> [Problem details]: Change "helm" to "helmet" in the passage about Sandreena, and write it out again beginning at "A woman driven" and stopping after "beauty a flaw.".
··· Supplied passage
CONS: In the more recent novels, her role as an active hero has lessened, with her seeming to have assumed a role similar to that of Katala in running Pug's secret magic school on Sorceror's Isle. Spends most of these books worrying about Pug, worrying about her sons and doing percious little adventuring on her own.



**********



So what prompted me to start considering all of this and writing all of this recently? In the latest book, Rides a Dread Legion, we are introduced to one new female heroine; Sandreena. Sandreena is a Knight-Adamant - a special group of warrior-priests appointed by Dala, the goddess of war (aka The Shield of the Weak). She is an expert in fighting demons and, we are told, stunningly beautiful. Despite this she is not the least bit vain. Indeed, she considers her beauty a weakness and is loathe to use or even acknowledge her good looks to the point where she allows her battle wounds to scar, not caring if they mar her natural beauty.

A woman driven to protect the weak and fight evil by taking up arms who also has to fight the perceptions of beautiful women in her society. And yes, she does wear men's tunic and trousers and wears full-plate armor and a helm when in the field. None of this chainmail bikini shite. Sounds pretty awesome, right? Well, she might be if it weren't for her past and the exact reasons why she considers her beauty a flaw.

Sandreena's mother was a whore and a drug addict. And when she died of an overdose, Sandreena was adopted into the local thieves guild and put to work in one of the higher-class brothels. She was eventually sold off to one of the guild's more valuable business contacts (The Kingdom outlawed slavery years ago, so the guild arranged a contract for "extended professional customer service for an indeterminate period of several years") but was found and rescued by Knight Adamant of Dala who took her in, saw her taken care of and eventually oversaw her training.
······
··· Recorded data
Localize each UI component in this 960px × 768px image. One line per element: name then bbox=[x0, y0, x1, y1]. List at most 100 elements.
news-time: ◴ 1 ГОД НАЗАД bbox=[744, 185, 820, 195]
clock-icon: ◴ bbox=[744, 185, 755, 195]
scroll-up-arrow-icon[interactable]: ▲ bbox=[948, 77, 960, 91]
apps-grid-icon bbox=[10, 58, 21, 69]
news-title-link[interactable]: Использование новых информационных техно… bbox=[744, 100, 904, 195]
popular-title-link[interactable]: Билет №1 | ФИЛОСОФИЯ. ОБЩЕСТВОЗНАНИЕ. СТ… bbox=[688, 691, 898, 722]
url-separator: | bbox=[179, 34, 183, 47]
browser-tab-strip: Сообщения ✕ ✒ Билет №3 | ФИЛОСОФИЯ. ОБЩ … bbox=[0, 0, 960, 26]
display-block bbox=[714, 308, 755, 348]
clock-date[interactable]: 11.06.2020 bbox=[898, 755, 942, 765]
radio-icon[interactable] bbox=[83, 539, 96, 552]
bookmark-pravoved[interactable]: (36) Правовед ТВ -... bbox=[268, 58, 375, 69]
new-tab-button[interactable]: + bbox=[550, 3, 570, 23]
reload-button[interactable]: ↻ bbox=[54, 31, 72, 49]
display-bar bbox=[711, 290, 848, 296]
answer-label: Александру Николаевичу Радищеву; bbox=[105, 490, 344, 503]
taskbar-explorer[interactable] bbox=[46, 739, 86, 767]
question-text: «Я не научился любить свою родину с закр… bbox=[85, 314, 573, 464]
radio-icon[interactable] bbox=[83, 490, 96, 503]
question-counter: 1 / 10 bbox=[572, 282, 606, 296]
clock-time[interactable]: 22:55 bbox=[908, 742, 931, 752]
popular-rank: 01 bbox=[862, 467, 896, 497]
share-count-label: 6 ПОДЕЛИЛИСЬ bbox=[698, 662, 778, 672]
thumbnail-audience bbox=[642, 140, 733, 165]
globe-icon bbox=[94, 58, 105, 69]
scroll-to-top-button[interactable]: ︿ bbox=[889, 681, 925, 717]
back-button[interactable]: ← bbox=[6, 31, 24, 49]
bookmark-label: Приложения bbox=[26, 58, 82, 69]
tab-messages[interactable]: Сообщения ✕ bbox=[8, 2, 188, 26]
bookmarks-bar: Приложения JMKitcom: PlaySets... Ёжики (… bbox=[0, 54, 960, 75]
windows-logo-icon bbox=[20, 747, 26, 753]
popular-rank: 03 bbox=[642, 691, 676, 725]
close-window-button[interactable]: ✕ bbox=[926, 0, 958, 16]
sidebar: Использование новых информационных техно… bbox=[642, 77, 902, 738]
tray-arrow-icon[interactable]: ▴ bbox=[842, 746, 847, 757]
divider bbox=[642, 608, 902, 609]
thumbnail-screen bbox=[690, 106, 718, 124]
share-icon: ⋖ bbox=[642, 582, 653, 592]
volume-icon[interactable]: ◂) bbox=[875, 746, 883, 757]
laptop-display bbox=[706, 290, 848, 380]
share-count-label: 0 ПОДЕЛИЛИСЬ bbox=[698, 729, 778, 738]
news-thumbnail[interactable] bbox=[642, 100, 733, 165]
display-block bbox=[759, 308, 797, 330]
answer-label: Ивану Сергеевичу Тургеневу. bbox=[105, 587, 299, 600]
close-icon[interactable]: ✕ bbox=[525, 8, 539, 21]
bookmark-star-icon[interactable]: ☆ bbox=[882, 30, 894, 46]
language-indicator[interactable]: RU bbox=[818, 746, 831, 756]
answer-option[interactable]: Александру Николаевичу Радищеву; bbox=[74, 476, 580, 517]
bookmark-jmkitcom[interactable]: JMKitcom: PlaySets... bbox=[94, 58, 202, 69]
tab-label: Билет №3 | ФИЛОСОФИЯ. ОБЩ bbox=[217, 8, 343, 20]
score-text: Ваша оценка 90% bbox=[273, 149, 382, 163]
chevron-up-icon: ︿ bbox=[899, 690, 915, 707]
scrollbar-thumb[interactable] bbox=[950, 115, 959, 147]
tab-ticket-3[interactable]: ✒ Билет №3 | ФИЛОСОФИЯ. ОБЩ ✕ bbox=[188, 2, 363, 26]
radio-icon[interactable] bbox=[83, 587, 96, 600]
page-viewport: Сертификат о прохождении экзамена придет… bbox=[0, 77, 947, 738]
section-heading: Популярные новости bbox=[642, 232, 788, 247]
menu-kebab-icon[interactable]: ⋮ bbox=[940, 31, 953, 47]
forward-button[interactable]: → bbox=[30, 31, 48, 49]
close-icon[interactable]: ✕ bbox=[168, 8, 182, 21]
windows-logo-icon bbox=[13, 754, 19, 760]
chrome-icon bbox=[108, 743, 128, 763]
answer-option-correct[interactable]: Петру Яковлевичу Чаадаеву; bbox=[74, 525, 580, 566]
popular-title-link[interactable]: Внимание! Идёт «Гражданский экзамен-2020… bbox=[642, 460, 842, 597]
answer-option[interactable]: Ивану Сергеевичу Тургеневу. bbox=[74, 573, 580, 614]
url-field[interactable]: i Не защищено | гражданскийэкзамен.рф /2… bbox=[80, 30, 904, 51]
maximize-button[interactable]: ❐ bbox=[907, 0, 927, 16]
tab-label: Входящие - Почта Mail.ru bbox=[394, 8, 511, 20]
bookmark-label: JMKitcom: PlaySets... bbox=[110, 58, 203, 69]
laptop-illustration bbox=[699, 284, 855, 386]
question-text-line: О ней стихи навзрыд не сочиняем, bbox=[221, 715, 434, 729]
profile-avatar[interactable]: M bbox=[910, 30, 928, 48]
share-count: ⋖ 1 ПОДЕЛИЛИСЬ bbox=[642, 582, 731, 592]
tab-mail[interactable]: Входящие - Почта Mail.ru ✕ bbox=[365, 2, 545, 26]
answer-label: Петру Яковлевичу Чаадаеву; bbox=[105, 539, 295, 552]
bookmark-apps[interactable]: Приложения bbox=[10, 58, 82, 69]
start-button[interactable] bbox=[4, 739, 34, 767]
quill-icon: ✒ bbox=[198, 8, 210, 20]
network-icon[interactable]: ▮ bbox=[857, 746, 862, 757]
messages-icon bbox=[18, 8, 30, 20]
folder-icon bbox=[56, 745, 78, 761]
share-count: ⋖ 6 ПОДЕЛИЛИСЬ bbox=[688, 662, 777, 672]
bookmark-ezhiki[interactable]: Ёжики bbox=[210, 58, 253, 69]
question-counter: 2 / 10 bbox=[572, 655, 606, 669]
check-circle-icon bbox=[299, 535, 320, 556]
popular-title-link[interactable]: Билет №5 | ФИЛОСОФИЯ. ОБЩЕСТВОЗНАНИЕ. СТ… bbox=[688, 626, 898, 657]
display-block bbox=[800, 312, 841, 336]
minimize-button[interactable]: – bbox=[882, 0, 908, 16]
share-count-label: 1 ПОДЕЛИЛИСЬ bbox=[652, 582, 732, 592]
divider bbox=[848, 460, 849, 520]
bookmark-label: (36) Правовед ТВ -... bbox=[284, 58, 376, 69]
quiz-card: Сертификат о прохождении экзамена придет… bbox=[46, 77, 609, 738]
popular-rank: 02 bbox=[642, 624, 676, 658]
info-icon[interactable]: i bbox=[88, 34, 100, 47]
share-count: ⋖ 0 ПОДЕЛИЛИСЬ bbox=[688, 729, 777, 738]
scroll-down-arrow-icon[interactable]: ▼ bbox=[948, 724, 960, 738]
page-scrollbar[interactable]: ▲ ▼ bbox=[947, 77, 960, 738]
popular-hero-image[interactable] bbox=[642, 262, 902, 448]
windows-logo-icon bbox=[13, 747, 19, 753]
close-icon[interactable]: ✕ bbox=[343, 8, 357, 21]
······
> [Full answer]:
A woman driven to protect the weak and fight evil by taking up arms who also has to fight the perceptions of beautiful women in her society. And yes, she does wear men's tunic and trousers and wears full-plate armor and a helmet when in the field. None of this chainmail bikini shite. Sounds pretty awesome, right? Well, she might be if it weren't for her past and the exact reasons why she considers her beauty a flaw.